目录
对文件、目录的操作
查看信息
查看文件列表、文件状态、文件位置、节点信息
文件压缩与解压缩
序列化
Sequence File
MapFile
首先,必须运行hadoop,windows中在hadoop的路径下,sbin目录,start-all.cmd,会跳出四个命令行窗口,不要管它,缩小即可。
这个不开启的话,项目无法运行,会报错。还有不要刚开完就运行项目,会进入安全模式,无法正常运行,等一会就好了。
其实hdfs就是在代码中对hadoop服务器上的文件资源进行管理,不用代码直接在命令行中大部分操作也能做,而且有时会更方便。
hadoop fs shell命令官方手册:http://hadoop.apache.org/docs/r2.6.0/hadoop-project-dist/hadoop-common/FileSystemShell.html
hadoop hdfs的常用操作有:
我的项目结构:
上代码。

◆ **简短任务 1**
请将记录中从含有“ratio-series-line — [128, 749, 598, 827]”的那一行起、一直到含有“plot-title-suffix: (atlas2022-lh) —”的那一行为止的全部行（首尾两行都算在内）转写成一个JSON字符串列表，每行对应一个字符串，空行不计。
所给文本与后面的记录之间没有任何关联。

◆ **待处理记录**
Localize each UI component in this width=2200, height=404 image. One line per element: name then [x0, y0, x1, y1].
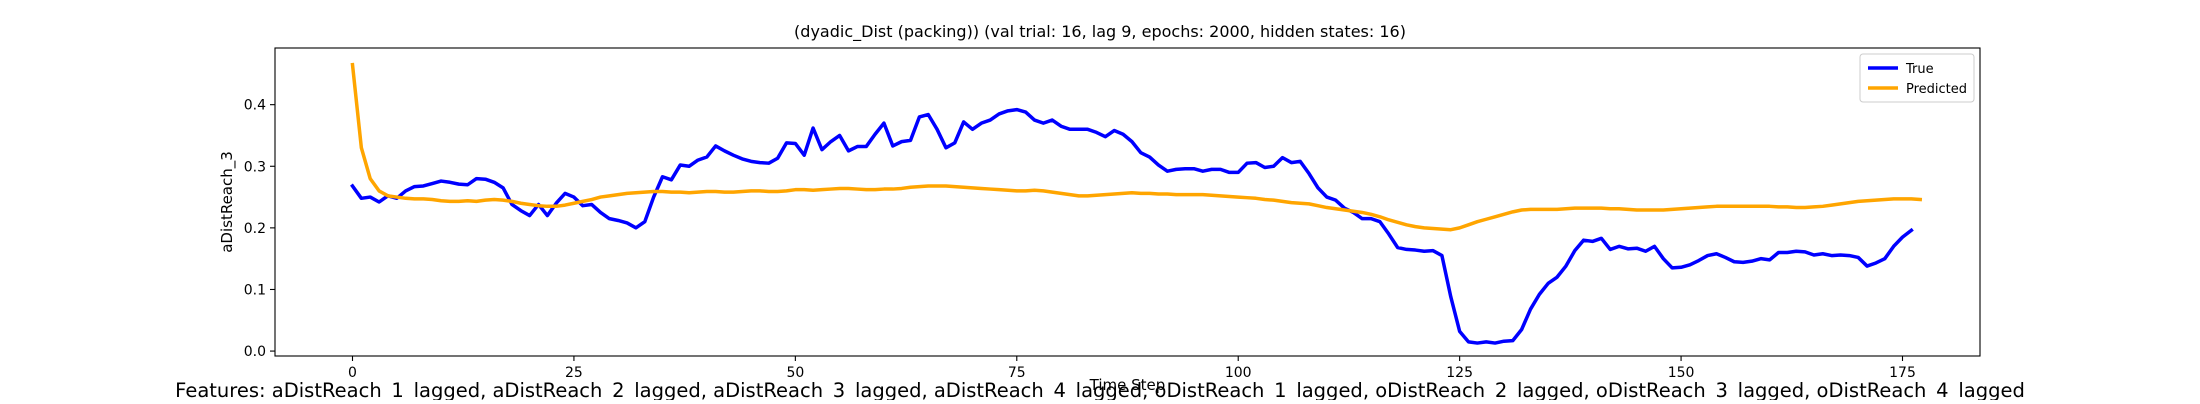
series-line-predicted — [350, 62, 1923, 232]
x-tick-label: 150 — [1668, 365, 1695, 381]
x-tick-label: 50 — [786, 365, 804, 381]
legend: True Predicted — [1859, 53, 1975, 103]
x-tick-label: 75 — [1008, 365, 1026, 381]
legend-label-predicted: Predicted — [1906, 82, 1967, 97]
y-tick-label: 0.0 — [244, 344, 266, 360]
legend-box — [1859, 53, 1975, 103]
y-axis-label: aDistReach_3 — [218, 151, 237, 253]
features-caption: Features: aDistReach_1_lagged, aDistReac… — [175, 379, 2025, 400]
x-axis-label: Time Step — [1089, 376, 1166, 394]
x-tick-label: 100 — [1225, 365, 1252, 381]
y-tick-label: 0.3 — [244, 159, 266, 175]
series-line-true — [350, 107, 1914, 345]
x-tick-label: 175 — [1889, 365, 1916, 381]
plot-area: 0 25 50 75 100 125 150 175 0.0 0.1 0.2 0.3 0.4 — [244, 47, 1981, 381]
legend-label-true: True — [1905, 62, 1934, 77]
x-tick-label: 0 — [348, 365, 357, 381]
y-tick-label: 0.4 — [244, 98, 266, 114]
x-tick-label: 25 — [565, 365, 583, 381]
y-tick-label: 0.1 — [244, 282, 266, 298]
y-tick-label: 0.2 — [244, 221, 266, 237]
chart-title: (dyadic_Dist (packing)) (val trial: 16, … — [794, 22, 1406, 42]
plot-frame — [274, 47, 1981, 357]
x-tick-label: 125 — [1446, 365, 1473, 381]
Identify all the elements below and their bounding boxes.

--

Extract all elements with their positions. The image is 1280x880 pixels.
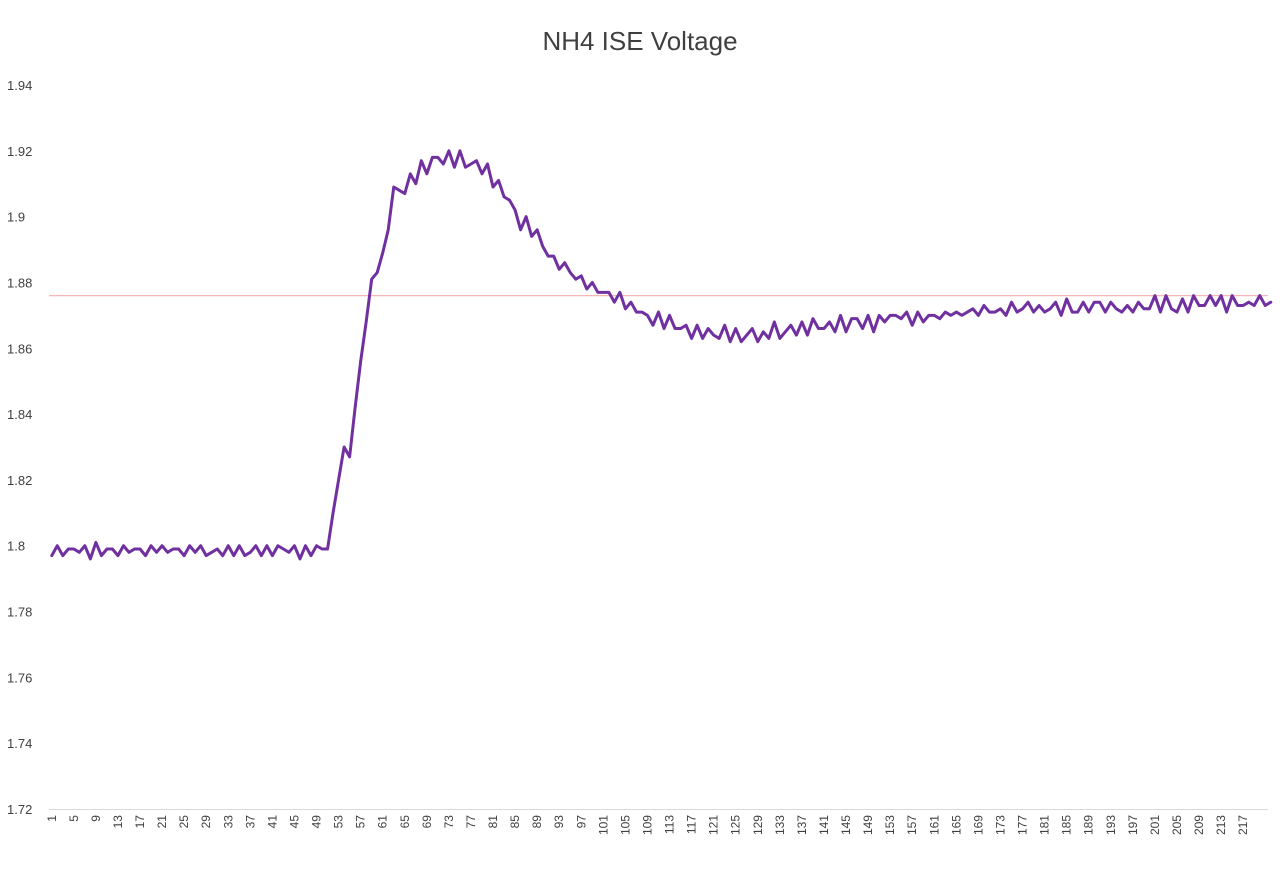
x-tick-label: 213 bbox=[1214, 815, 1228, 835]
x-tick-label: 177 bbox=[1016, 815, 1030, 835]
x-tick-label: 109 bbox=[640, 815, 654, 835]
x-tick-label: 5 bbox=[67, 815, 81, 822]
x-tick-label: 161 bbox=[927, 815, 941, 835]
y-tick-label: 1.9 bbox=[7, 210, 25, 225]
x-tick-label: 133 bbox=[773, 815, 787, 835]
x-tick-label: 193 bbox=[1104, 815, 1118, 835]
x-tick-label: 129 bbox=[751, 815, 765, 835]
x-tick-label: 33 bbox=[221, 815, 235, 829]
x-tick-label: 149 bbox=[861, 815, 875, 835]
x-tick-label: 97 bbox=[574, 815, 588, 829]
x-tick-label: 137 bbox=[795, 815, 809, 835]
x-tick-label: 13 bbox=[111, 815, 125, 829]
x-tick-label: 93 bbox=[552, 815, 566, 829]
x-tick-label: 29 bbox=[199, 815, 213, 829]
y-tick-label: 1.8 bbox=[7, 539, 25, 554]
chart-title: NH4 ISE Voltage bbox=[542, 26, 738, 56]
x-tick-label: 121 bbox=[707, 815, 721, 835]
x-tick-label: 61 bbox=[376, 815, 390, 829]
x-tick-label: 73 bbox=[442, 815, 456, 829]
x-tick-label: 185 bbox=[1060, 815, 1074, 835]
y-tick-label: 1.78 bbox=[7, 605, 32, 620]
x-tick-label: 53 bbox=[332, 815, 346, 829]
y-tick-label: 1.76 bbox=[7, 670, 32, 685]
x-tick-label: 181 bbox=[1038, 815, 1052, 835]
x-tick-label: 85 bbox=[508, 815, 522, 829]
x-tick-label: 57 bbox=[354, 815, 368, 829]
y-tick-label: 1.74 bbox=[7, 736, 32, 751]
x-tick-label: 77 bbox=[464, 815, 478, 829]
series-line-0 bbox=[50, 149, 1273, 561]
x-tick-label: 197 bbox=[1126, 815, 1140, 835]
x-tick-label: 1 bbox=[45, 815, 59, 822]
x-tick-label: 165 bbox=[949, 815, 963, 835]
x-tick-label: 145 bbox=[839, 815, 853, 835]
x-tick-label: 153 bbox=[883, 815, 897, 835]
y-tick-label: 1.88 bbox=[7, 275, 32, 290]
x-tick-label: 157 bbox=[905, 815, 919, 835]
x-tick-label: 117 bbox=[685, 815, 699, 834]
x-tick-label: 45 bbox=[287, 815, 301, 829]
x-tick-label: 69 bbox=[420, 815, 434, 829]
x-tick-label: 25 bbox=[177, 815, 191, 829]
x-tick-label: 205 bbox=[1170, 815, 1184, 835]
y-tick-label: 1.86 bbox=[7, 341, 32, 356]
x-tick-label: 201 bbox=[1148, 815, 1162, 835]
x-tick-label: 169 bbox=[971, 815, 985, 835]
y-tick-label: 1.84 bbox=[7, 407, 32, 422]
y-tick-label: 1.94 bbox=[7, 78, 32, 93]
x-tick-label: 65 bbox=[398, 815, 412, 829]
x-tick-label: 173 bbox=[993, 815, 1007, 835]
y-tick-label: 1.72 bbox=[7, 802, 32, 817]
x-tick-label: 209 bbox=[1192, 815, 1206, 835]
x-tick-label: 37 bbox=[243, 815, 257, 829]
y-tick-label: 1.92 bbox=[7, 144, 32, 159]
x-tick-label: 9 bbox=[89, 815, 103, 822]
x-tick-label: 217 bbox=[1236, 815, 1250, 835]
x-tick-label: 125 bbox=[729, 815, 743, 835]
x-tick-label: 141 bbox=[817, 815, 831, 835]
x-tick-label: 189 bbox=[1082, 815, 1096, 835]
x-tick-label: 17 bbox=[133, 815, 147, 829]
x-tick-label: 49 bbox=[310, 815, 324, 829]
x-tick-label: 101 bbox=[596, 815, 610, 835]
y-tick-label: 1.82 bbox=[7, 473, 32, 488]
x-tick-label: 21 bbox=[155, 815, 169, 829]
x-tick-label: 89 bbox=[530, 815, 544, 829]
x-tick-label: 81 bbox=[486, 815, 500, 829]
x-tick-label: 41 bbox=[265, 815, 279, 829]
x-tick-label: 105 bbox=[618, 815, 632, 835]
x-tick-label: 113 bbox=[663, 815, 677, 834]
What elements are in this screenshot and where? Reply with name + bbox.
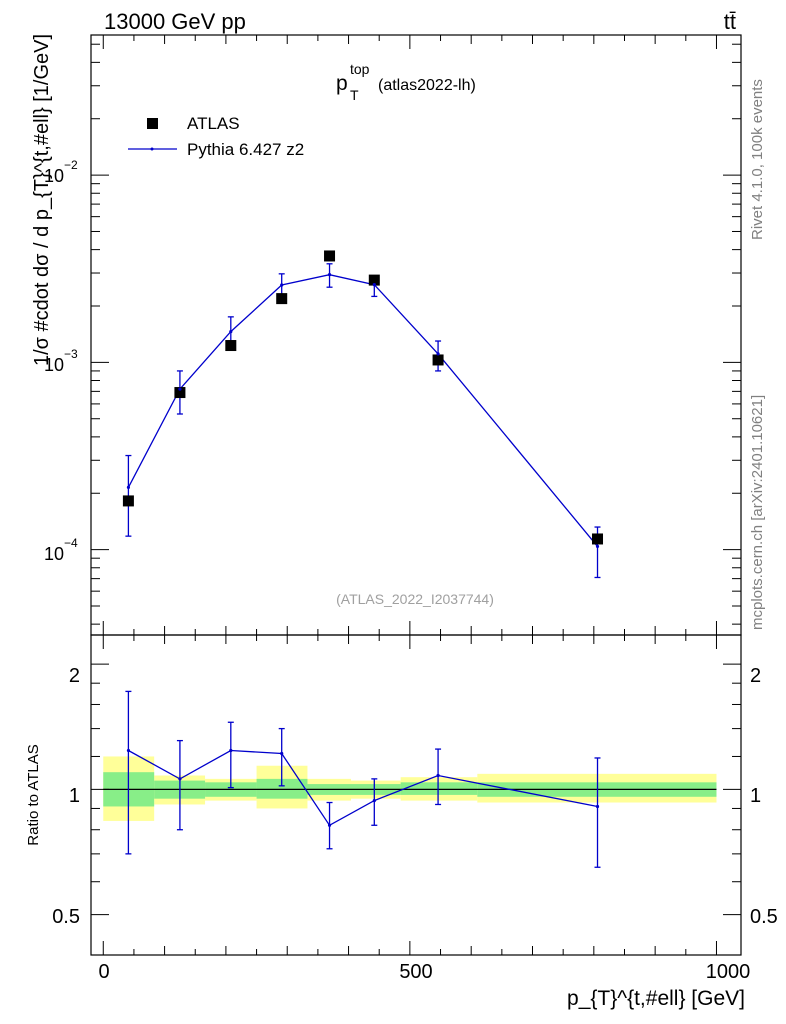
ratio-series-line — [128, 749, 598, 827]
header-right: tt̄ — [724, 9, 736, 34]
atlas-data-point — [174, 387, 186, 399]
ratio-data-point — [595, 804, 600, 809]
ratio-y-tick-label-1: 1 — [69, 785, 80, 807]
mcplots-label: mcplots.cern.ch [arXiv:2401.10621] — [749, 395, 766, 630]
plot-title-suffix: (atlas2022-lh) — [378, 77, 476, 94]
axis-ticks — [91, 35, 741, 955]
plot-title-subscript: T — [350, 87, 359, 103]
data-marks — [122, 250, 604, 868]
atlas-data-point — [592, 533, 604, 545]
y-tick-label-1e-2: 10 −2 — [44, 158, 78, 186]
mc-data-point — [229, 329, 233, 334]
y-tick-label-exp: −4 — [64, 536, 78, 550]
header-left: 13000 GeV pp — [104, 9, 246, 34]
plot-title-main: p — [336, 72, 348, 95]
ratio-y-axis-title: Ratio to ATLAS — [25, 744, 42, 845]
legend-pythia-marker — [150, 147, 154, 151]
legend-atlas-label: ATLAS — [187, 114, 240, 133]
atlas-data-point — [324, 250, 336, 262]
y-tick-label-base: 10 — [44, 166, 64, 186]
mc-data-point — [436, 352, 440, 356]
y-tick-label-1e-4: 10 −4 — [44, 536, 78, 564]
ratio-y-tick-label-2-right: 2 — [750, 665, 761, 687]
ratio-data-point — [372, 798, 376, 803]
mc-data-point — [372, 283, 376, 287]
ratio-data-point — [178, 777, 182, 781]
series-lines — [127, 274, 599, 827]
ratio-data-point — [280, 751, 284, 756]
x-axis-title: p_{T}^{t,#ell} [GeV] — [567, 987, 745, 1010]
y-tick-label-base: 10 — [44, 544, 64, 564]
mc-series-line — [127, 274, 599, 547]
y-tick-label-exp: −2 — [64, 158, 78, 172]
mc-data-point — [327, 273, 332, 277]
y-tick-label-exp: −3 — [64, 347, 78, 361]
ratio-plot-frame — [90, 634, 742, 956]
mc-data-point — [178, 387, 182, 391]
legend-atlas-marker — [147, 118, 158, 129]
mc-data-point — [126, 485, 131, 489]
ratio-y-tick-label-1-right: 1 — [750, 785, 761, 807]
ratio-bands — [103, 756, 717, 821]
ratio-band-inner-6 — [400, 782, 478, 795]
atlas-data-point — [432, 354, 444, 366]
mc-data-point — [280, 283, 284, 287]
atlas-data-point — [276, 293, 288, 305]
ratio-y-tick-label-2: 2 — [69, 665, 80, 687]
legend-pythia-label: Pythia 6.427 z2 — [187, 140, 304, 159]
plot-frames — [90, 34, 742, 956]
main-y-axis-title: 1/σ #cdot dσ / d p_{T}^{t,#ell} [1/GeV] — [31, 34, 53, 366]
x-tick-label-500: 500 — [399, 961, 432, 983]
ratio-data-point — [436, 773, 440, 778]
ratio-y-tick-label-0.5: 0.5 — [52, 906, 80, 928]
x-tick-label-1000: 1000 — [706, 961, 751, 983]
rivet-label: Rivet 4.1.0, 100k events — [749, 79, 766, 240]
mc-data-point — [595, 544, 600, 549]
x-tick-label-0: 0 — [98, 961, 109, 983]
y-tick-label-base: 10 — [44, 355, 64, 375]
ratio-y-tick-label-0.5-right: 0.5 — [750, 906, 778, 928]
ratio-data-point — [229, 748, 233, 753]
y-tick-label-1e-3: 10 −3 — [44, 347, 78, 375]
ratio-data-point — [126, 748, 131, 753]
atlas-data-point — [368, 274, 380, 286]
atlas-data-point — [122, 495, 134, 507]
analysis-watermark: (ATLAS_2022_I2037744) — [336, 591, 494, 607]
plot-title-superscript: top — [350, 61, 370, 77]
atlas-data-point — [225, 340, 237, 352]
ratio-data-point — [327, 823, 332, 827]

◆ **简短任务 2**
逐字重现所给文本的全文。

◆ **正确答案 1**
[
  "ratio-series-line — [128, 749, 598, 827]",
  "header-right: tt̄ — [724, 9, 736, 34]",
  "atlas-data-point — [174, 387, 186, 399]",
  "ratio-data-point — [595, 804, 600, 809]",
  "ratio-y-tick-label-1: 1 — [69, 785, 80, 807]",
  "mcplots-label: mcplots.cern.ch [arXiv:2401.10621] — [749, 395, 766, 630]",
  "plot-title-suffix: (atlas2022-lh) — [378, 77, 476, 94]"
]

◆ **正确答案 2**
目录
对文件、目录的操作
查看信息
查看文件列表、文件状态、文件位置、节点信息
文件压缩与解压缩
序列化
Sequence File
MapFile
首先,必须运行hadoop,windows中在hadoop的路径下,sbin目录,start-all.cmd,会跳出四个命令行窗口,不要管它,缩小即可。
这个不开启的话,项目无法运行,会报错。还有不要刚开完就运行项目,会进入安全模式,无法正常运行,等一会就好了。
其实hdfs就是在代码中对hadoop服务器上的文件资源进行管理,不用代码直接在命令行中大部分操作也能做,而且有时会更方便。
hadoop fs shell命令官方手册:http://hadoop.apache.org/docs/r2.6.0/hadoop-project-dist/hadoop-common/FileSystemShell.html
hadoop hdfs的常用操作有:
我的项目结构:
上代码。